◆ Exercise prompt: For each line below that contains the string "down", copy that line.

★ ★ ★ ★ ★

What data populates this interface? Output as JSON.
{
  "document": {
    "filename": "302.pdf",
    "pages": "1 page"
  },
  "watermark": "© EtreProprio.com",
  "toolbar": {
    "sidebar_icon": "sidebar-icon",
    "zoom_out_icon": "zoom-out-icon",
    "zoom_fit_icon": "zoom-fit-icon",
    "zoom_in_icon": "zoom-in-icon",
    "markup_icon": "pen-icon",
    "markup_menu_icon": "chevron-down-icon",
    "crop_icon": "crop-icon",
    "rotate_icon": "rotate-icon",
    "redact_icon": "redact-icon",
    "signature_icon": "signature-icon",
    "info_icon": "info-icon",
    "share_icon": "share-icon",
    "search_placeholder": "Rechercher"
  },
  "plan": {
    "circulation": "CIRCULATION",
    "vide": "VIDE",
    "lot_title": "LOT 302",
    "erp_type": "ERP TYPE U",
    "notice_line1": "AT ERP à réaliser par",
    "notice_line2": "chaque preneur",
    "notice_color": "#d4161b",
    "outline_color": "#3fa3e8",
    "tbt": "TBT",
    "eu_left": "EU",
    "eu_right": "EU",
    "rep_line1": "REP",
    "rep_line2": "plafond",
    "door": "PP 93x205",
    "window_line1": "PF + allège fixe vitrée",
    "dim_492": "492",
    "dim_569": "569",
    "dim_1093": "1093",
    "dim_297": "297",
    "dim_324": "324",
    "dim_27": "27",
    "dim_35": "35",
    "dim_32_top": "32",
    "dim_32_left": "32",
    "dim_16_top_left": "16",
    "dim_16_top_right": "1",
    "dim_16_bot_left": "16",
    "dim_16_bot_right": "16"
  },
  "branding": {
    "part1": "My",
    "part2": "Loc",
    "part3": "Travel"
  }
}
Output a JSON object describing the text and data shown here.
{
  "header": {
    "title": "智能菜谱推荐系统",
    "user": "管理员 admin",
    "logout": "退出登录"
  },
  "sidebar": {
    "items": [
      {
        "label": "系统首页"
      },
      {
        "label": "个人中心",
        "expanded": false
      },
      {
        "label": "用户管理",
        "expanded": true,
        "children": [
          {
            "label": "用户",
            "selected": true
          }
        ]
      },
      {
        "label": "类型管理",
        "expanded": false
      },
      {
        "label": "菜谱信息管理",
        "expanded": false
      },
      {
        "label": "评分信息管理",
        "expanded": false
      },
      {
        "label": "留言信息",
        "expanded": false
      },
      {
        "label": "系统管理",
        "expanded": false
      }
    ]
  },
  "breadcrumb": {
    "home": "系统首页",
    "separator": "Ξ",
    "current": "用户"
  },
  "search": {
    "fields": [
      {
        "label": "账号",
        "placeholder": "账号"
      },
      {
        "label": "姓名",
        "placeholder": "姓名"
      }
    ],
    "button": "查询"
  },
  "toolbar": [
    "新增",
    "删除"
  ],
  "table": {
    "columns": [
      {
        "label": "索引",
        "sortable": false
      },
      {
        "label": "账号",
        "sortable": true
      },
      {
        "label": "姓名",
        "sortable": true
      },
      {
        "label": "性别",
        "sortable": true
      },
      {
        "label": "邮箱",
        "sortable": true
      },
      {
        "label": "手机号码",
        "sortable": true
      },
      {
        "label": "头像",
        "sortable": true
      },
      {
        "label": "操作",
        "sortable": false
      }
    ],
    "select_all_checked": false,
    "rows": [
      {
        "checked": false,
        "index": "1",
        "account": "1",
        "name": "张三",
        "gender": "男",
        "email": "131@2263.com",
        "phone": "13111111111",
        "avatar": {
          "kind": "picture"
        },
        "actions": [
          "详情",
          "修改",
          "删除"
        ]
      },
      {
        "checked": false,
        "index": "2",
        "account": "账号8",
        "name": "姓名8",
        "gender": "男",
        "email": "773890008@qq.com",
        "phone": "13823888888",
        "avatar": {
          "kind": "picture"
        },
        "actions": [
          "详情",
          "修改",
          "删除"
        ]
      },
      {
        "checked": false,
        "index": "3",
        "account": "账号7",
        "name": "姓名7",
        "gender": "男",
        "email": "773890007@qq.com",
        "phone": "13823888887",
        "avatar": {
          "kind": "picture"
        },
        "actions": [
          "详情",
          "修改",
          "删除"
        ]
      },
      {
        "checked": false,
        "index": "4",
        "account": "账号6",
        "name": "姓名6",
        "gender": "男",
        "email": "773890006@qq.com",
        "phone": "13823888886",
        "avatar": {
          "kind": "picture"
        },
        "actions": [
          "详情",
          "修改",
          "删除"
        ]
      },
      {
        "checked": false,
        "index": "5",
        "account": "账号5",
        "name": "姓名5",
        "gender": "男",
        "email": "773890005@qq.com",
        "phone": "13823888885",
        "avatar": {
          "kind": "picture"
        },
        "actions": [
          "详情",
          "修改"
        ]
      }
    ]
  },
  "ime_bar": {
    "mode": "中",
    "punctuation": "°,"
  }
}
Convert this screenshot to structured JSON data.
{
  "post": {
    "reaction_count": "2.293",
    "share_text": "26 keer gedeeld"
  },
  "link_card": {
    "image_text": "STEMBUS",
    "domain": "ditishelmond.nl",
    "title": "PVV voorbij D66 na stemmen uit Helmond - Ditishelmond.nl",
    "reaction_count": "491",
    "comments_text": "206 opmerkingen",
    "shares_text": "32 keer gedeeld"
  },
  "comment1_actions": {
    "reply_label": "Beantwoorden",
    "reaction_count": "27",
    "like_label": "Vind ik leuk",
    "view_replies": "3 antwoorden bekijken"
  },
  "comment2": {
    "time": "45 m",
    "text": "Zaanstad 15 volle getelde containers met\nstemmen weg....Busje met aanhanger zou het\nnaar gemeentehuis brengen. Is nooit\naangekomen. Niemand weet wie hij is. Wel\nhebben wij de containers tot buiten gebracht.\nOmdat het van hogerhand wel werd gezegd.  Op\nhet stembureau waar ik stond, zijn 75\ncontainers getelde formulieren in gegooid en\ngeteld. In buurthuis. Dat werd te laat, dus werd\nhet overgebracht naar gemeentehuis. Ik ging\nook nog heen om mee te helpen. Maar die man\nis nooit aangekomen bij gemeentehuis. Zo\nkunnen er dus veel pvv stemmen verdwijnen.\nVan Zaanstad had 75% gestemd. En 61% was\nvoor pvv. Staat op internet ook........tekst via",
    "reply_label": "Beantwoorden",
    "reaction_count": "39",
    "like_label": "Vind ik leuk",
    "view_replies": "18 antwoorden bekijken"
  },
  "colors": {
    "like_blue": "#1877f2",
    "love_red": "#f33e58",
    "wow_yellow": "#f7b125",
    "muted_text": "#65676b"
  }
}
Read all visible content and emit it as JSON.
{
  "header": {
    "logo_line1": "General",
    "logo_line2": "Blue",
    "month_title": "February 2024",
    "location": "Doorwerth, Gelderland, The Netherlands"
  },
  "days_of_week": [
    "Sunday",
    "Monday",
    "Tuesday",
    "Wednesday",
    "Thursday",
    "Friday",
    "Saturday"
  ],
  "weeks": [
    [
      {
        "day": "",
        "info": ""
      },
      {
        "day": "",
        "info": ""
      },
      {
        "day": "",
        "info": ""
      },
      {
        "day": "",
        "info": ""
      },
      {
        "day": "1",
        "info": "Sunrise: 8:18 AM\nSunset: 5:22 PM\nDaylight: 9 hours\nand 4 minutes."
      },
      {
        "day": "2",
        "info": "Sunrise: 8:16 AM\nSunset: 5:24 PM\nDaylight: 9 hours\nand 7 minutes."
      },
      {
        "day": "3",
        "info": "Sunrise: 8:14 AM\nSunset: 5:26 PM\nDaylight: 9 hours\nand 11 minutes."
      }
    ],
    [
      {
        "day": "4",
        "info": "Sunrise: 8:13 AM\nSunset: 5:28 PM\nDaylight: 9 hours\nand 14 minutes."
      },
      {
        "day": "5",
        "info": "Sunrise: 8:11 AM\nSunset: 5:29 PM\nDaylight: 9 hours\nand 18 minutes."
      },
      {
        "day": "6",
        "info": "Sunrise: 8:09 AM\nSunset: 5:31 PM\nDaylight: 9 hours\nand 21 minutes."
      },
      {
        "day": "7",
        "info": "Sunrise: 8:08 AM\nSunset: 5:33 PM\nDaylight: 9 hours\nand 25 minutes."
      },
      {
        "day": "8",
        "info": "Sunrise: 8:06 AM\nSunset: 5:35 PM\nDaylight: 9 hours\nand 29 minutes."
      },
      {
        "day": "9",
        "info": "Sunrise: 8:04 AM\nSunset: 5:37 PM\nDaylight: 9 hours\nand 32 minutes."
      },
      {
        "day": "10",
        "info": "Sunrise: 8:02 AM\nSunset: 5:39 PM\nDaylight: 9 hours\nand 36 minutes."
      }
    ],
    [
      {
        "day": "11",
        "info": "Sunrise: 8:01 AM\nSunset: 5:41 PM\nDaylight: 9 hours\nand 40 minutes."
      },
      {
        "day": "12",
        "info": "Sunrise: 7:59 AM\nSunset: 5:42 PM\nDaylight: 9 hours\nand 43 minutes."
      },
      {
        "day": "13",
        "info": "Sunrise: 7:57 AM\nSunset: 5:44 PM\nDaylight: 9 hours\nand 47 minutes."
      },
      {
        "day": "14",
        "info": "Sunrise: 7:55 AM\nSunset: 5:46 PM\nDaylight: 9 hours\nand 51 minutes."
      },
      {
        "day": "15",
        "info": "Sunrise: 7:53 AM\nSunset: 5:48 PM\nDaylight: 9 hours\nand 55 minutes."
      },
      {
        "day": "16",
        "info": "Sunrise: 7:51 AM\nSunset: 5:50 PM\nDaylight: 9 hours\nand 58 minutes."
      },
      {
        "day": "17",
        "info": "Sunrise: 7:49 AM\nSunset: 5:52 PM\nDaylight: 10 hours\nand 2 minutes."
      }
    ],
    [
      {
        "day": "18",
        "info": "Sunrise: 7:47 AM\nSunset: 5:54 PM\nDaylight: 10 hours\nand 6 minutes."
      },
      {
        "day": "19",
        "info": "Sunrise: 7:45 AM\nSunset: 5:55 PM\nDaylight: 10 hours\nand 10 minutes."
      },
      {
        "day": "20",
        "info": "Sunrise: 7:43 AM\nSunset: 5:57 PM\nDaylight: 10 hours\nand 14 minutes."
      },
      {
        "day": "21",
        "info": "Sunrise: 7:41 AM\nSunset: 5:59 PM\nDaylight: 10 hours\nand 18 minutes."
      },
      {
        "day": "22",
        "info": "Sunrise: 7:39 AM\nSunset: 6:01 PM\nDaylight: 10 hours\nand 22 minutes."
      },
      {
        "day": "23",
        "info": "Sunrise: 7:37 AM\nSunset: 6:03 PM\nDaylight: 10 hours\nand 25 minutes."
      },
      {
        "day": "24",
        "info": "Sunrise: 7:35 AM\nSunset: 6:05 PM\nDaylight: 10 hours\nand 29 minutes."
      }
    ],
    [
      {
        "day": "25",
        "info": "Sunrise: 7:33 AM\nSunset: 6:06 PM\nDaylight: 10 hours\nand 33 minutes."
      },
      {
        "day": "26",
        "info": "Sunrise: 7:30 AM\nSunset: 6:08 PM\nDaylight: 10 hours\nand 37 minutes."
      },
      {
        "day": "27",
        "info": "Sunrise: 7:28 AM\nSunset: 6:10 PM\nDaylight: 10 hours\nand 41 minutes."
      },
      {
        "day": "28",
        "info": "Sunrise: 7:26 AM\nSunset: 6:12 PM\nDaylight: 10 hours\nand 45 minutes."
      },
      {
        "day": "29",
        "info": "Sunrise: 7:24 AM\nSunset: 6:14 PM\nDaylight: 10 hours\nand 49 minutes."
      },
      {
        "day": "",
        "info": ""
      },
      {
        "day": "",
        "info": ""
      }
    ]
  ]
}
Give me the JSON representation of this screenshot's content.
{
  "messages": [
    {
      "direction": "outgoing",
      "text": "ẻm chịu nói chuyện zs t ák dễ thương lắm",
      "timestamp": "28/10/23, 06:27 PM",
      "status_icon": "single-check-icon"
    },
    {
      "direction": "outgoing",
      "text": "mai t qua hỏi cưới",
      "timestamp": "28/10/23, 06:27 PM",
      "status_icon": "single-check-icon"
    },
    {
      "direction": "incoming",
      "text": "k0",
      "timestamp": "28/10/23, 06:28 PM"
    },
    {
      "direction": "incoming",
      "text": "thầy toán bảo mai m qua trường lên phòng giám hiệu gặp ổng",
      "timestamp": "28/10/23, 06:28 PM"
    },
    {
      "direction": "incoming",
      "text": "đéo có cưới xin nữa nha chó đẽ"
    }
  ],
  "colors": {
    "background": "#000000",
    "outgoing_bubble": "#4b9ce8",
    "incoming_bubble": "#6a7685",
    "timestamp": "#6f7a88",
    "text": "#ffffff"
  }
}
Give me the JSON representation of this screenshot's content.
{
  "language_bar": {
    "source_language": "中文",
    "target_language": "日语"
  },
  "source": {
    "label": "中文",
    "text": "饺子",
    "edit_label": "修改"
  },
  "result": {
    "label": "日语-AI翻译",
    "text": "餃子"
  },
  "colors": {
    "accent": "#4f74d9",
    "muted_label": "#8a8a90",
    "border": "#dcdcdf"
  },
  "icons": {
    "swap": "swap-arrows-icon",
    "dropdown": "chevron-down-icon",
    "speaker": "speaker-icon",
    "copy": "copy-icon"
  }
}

★ ★ ★ ★ ★

◆ Correct answer:
    "markup_menu_icon": "chevron-down-icon",
    "dropdown": "chevron-down-icon",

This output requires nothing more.